- DIRECTIVE A
In the comment about cassette formats and home computers, what brand of cart units did the radio station use?

Yes, C90 was only dominant for LPs, as usually though not always, you could put a whole Album on each side. A C60 only allowed one LP with awkward winding and C120 was always more prone to jamming or chewing, the C120 also was only good for higher quality machines and compilations.
I think the C60 and smaller were for dictation, as the format was originally for dictation or audio notes in 1962 approx. The size and cost made it more successful than earlier RCA cassette (which is why it was a "Compact Cassette) or later Sony Elcaset (about 12 years too late). The 8 track was only starting to appear in UK in 1970s when Compact Cassette wiped it out. More common in USA with home players too, I have seen home 8-track players twice in UK. The 8 track would have been useless for home computers.
I remember the pressed records for home computers on magazine covers, like the inside of a 5.25" floppy with a groove. It was easier to make a tape from them than use them directly.
The 8 track would have been useless for home computers.
Too right. I worked in radio when "carts" were the predominant playback media for things like jingles, stings, intros and adverts. Carts were physically the same format as 8-track, but had a three tracks; one pair for stereo and a control track to cause the player to cue (i.e. fast-forward back to the beginning*), stop, or trigger another player.
The trouble we had keeping those things running to speed and without too much wow or flutter made my tribulations with Compact Cassettes for my Spectrum and later my BBC Micro look trivial, and we used Sonifex units which were probably the best in the business (anyone want a Sonifex cart machine? I have a couple in the garage).
The Spectrum's notoriously fickle circuitry would never have coped. The BBC Micro would likely have done better, especially if you just left the cart to run in a loop. The Spectrum (and most other home computers of the era) needed to load the whole program in one go, and an error near the end of 20k of code would mean starting from scratch. The BBC Micro loaded programs in (IIRC) 256 byte blocks. An error in one block would simply pause the loading so that you could re-wind and try just that block again. This saved an awful lot of time. You could have just left a cart running unattended, and the Micro would have picked up a bad block the next time it came around. Actually, didn't Sir Clive appropriate that idea with the "Microdrive"? :-)

- DATA SECTION
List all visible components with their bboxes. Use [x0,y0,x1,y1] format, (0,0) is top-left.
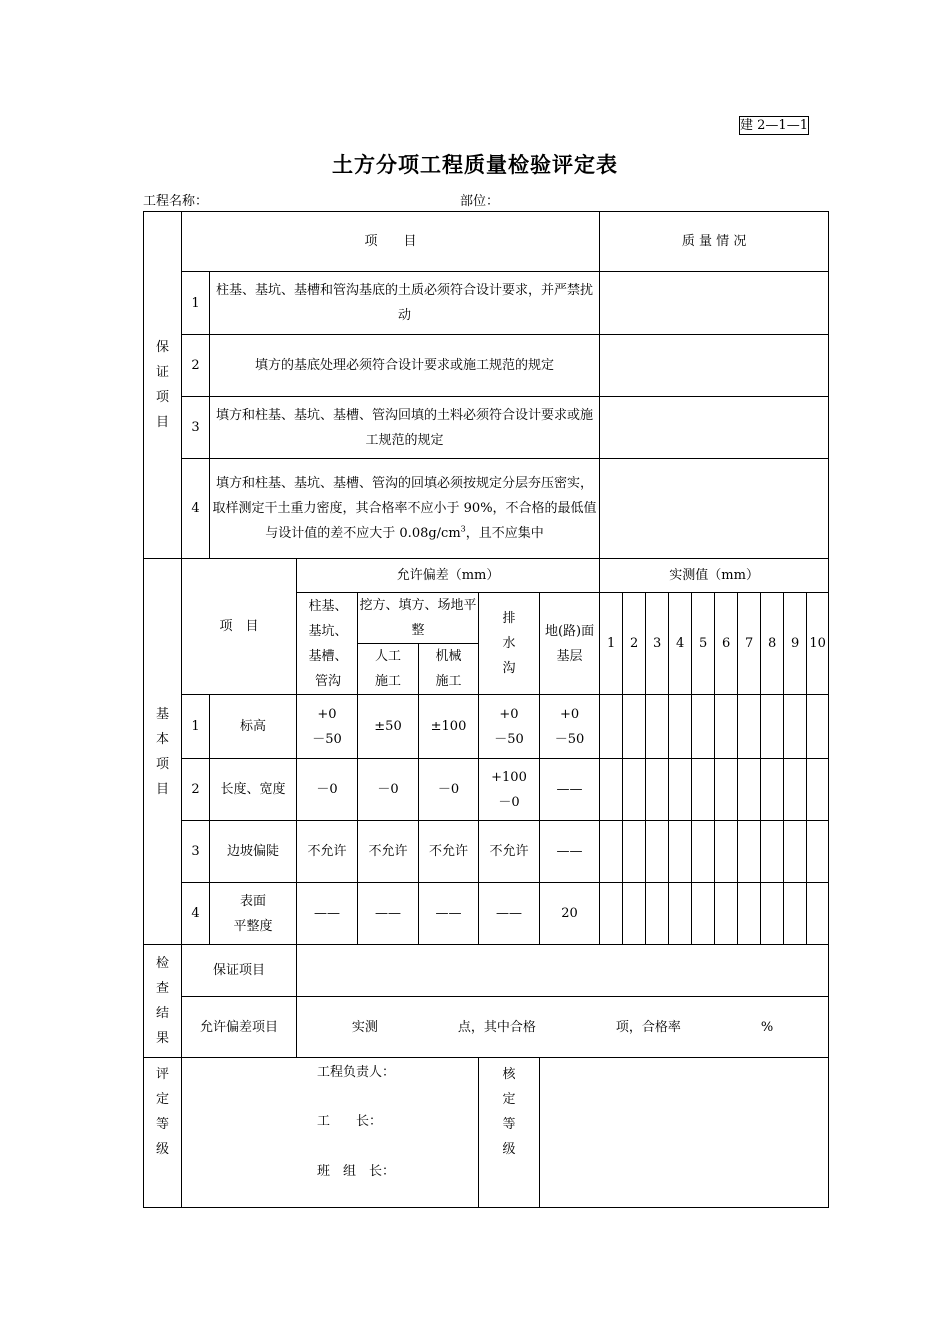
measure-cell[interactable] [623,821,646,883]
guarantee-section-label: 保证项目 [144,212,182,559]
measure-no: 5 [692,593,715,695]
project-lead-label: 工程负责人： [317,1065,396,1080]
measure-cell[interactable] [738,759,761,821]
drain-value: +0 －50 [479,695,540,759]
guarantee-no: 4 [182,459,210,559]
measure-cell[interactable] [600,759,623,821]
measure-cell[interactable] [669,883,692,945]
measure-cell[interactable] [692,695,715,759]
basic-item-header: 项 目 [182,559,297,695]
guarantee-text: 填方和柱基、基坑、基槽、管沟的回填必须按规定分层夯压密实，取样测定干土重力密度，其合格率不应小于 90%，不合格的最低值与设计值的差不应大于 $0.08g/cm^3$，且不应集中 [210,459,600,559]
measure-no: 4 [669,593,692,695]
measure-cell[interactable] [692,821,715,883]
quality-cell[interactable] [600,335,829,397]
measure-cell[interactable] [784,883,807,945]
check-section-label: 检查结果 [144,945,182,1058]
road-value: +0 －50 [540,695,600,759]
measure-cell[interactable] [807,883,829,945]
measure-cell[interactable] [784,695,807,759]
quality-cell[interactable] [600,459,829,559]
measured-label: 实测 [351,1019,378,1035]
guarantee-no: 3 [182,397,210,459]
machine-column-header: 机械施工 [419,644,479,695]
pile-value: 不允许 [297,821,358,883]
measure-cell[interactable] [761,883,784,945]
measure-no: 6 [715,593,738,695]
measure-cell[interactable] [669,821,692,883]
measure-cell[interactable] [623,883,646,945]
guarantee-item-header: 项 目 [182,212,600,272]
check-guarantee-cell[interactable] [297,945,829,997]
tolerance-header: 允许偏差（mm） [297,559,600,593]
verify-label: 核定等级 [479,1058,540,1208]
pile-column-header: 柱基、基坑、基槽、管沟 [297,593,358,695]
measure-no: 9 [784,593,807,695]
measure-cell[interactable] [646,883,669,945]
grading-column-header: 挖方、填方、场地平整 [358,593,479,644]
measure-cell[interactable] [715,821,738,883]
manual-value: —— [358,883,419,945]
form-code: 建 2—1—1 [740,118,808,133]
basic-row-name: 表面 平整度 [210,883,297,945]
foreman-label: 工 长： [317,1114,383,1129]
measure-cell[interactable] [623,695,646,759]
machine-value: 不允许 [419,821,479,883]
measure-cell[interactable] [761,695,784,759]
measure-cell[interactable] [669,759,692,821]
page-title: 土方分项工程质量检验评定表 [332,152,618,177]
manual-value: 不允许 [358,821,419,883]
rating-section-label: 评定等级 [144,1058,182,1208]
basic-section-label: 基本项目 [144,559,182,945]
manual-value: ±50 [358,695,419,759]
team-lead-label: 班 组 长： [317,1164,396,1179]
pile-value: —— [297,883,358,945]
quality-header: 质 量 情 况 [600,212,829,272]
measure-cell[interactable] [761,821,784,883]
measure-cell[interactable] [784,759,807,821]
measure-cell[interactable] [807,695,829,759]
points-label: 点，其中合格 [457,1019,536,1035]
inspection-table [143,211,829,1208]
measure-cell[interactable] [646,695,669,759]
quality-cell[interactable] [600,397,829,459]
pile-value: －0 [297,759,358,821]
measure-cell[interactable] [600,821,623,883]
drain-value: —— [479,883,540,945]
drain-column-header: 排水沟 [479,593,540,695]
road-value: —— [540,821,600,883]
measure-cell[interactable] [738,695,761,759]
measure-cell[interactable] [738,821,761,883]
percent-label: % [760,1019,774,1035]
measure-cell[interactable] [784,821,807,883]
basic-row-no: 2 [182,759,210,821]
quality-cell[interactable] [600,272,829,335]
location-label: 部位： [460,194,500,209]
measured-header: 实测值（mm） [600,559,829,593]
basic-row-name: 标高 [210,695,297,759]
guarantee-text: 填方和柱基、基坑、基槽、管沟回填的土料必须符合设计要求或施工规范的规定 [210,397,600,459]
road-value: —— [540,759,600,821]
measure-cell[interactable] [669,695,692,759]
drain-value: +100 －0 [479,759,540,821]
basic-row-no: 3 [182,821,210,883]
measure-cell[interactable] [692,883,715,945]
machine-value: －0 [419,759,479,821]
measure-no: 10 [807,593,829,695]
measure-cell[interactable] [761,759,784,821]
measure-cell[interactable] [692,759,715,821]
verify-cell[interactable] [540,1058,829,1208]
measure-no: 8 [761,593,784,695]
basic-row-no: 1 [182,695,210,759]
items-label: 项，合格率 [615,1019,681,1035]
measure-cell[interactable] [600,695,623,759]
basic-row-name: 长度、宽度 [210,759,297,821]
measure-cell[interactable] [807,759,829,821]
check-tolerance-label: 允许偏差项目 [182,997,297,1058]
check-tolerance-cell[interactable] [297,997,829,1058]
guarantee-text: 柱基、基坑、基槽和管沟基底的土质必须符合设计要求，并严禁扰动 [210,272,600,335]
basic-row-no: 4 [182,883,210,945]
measure-cell[interactable] [807,821,829,883]
measure-cell[interactable] [715,695,738,759]
machine-value: —— [419,883,479,945]
road-column-header: 地(路)面基层 [540,593,600,695]
measure-no: 2 [623,593,646,695]
basic-row-name: 边坡偏陡 [210,821,297,883]
measure-cell[interactable] [715,883,738,945]
measure-cell[interactable] [646,821,669,883]
measure-cell[interactable] [600,883,623,945]
pile-value: +0 －50 [297,695,358,759]
signature-area [182,1058,479,1208]
guarantee-no: 2 [182,335,210,397]
manual-column-header: 人工施工 [358,644,419,695]
measure-cell[interactable] [715,759,738,821]
drain-value: 不允许 [479,821,540,883]
check-guarantee-label: 保证项目 [182,945,297,997]
measure-no: 7 [738,593,761,695]
measure-cell[interactable] [623,759,646,821]
measure-cell[interactable] [738,883,761,945]
measure-no: 3 [646,593,669,695]
road-value: 20 [540,883,600,945]
machine-value: ±100 [419,695,479,759]
manual-value: －0 [358,759,419,821]
project-name-label: 工程名称： [143,194,209,209]
guarantee-text: 填方的基底处理必须符合设计要求或施工规范的规定 [210,335,600,397]
measure-no: 1 [600,593,623,695]
guarantee-no: 1 [182,272,210,335]
measure-cell[interactable] [646,759,669,821]
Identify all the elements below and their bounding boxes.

- DIRECTIVE B
In the entries, copy out the lines from the one holding "measure-cell[interactable] [623,821,646,883]" through the one holding "measure-cell[interactable] [646,883,669,945]", inclusive.

- CORRECT RESULT A
Sonifex.

- CORRECT RESULT B
measure-cell[interactable] [623,821,646,883]
guarantee-section-label: 保证项目 [144,212,182,559]
measure-no: 5 [692,593,715,695]
project-lead-label: 工程负责人： [317,1065,396,1080]
measure-cell[interactable] [738,759,761,821]
drain-value: +0 －50 [479,695,540,759]
guarantee-no: 4 [182,459,210,559]
measure-cell[interactable] [600,759,623,821]
measure-cell[interactable] [669,883,692,945]
measure-cell[interactable] [692,695,715,759]
basic-item-header: 项 目 [182,559,297,695]
guarantee-text: 填方和柱基、基坑、基槽、管沟的回填必须按规定分层夯压密实，取样测定干土重力密度，其合格率不应小于 90%，不合格的最低值与设计值的差不应大于 $0.08g/cm^3$，且不应集中 [210,459,600,559]
measure-no: 4 [669,593,692,695]
measure-cell[interactable] [692,821,715,883]
quality-cell[interactable] [600,335,829,397]
measure-cell[interactable] [784,883,807,945]
check-section-label: 检查结果 [144,945,182,1058]
road-value: +0 －50 [540,695,600,759]
measure-cell[interactable] [807,883,829,945]
measure-cell[interactable] [784,695,807,759]
quality-cell[interactable] [600,459,829,559]
measured-label: 实测 [351,1019,378,1035]
guarantee-no: 3 [182,397,210,459]
machine-column-header: 机械施工 [419,644,479,695]
pile-value: 不允许 [297,821,358,883]
measure-cell[interactable] [761,883,784,945]
measure-no: 6 [715,593,738,695]
measure-cell[interactable] [669,821,692,883]
measure-cell[interactable] [623,883,646,945]
guarantee-item-header: 项 目 [182,212,600,272]
check-guarantee-cell[interactable] [297,945,829,997]
tolerance-header: 允许偏差（mm） [297,559,600,593]
verify-label: 核定等级 [479,1058,540,1208]
pile-column-header: 柱基、基坑、基槽、管沟 [297,593,358,695]
measure-no: 9 [784,593,807,695]
measure-cell[interactable] [646,883,669,945]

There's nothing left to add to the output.